**Atividades:**
1: Segundo o trecho sobre Sabina Spielrein, em que ano a Associação Psiquiátrica Americana deixou de usar o termo histeria?
2: Troque "hospital psiquiátrico" por "sanatório" no trecho sobre Sabina Spielrein e reproduza a parte que começa nas palavras "Retrato de Sabina" e vai até "como distúrbio médico.".
3: Quais anos (em algarismos) aparecem no trecho sobre Sabina Spielrein? Liste todos.
___ Trecho da página
Retrato de Sabina Spielrein.Créditos: divulgação
Escrito en MULHER el

A intelectual russa Sabina Spielrein (1885-1942) foi uma das primeiras mulheres proeminentes no estudo da psicanálise. De origem judaica, Spielrein, que morreu assassinada por soldados nazistas durante a II Guerra Mundial, foi primeiro diagnosticada com "histeria" e internada em um hospital psiquiátrico em Zurique.

A histeria, transtorno caracterizado por explosões raivosas e instabilidade emocional, é uma condição psicopatológica hipotética, historicamente usada em diagnósticos femininos — conhecida na literatura médica do século XIX como "histeria feminina" — no Ocidente.

O termo, que deixou de ser usado em 1952 pela Associação Psiquiátrica Americana, não é mais reconhecido como distúrbio médico.

O quadro de Spielrein, que passou a ter sintomas psiquiátricos evidentes após a morte da irmã — como riso e choro descontrolados, gestos de cabeça e impulsividade —, motivou seu envolvimento com Carl Gustav Jung, um importante psiquiatra suíço, hoje conhecido sobretudo por suas contribuições ao campo da psicanálise.
______
___ Dados da fonte
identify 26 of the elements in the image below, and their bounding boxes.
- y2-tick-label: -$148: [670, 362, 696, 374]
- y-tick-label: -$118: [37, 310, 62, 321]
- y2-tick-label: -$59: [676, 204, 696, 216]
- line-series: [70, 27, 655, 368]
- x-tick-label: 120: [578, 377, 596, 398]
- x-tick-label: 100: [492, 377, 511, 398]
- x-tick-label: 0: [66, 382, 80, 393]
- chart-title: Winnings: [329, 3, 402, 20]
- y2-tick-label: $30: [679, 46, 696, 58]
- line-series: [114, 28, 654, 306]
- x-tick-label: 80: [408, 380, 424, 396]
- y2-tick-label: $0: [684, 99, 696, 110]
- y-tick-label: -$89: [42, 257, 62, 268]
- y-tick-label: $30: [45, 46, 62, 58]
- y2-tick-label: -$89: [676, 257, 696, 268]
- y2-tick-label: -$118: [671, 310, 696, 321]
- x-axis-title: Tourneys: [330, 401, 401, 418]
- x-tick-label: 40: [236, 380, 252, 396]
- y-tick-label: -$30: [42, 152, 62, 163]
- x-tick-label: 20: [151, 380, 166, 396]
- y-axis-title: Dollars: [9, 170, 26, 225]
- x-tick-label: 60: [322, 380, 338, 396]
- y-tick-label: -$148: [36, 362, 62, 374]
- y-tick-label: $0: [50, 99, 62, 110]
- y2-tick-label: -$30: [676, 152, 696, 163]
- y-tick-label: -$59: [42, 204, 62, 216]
______
**Respostas:**
1: Em 1952.

2:
Retrato de Sabina Spielrein.Créditos: divulgação
Escrito en MULHER el

A intelectual russa Sabina Spielrein (1885-1942) foi uma das primeiras mulheres proeminentes no estudo da psicanálise. De origem judaica, Spielrein, que morreu assassinada por soldados nazistas durante a II Guerra Mundial, foi primeiro diagnosticada com "histeria" e internada em um sanatório em Zurique.

A histeria, transtorno caracterizado por explosões raivosas e instabilidade emocional, é uma condição psicopatológica hipotética, historicamente usada em diagnósticos femininos — conhecida na literatura médica do século XIX como "histeria feminina" — no Ocidente.

O termo, que deixou de ser usado em 1952 pela Associação Psiquiátrica Americana, não é mais reconhecido como distúrbio médico.

3: 1885, 1942, 1952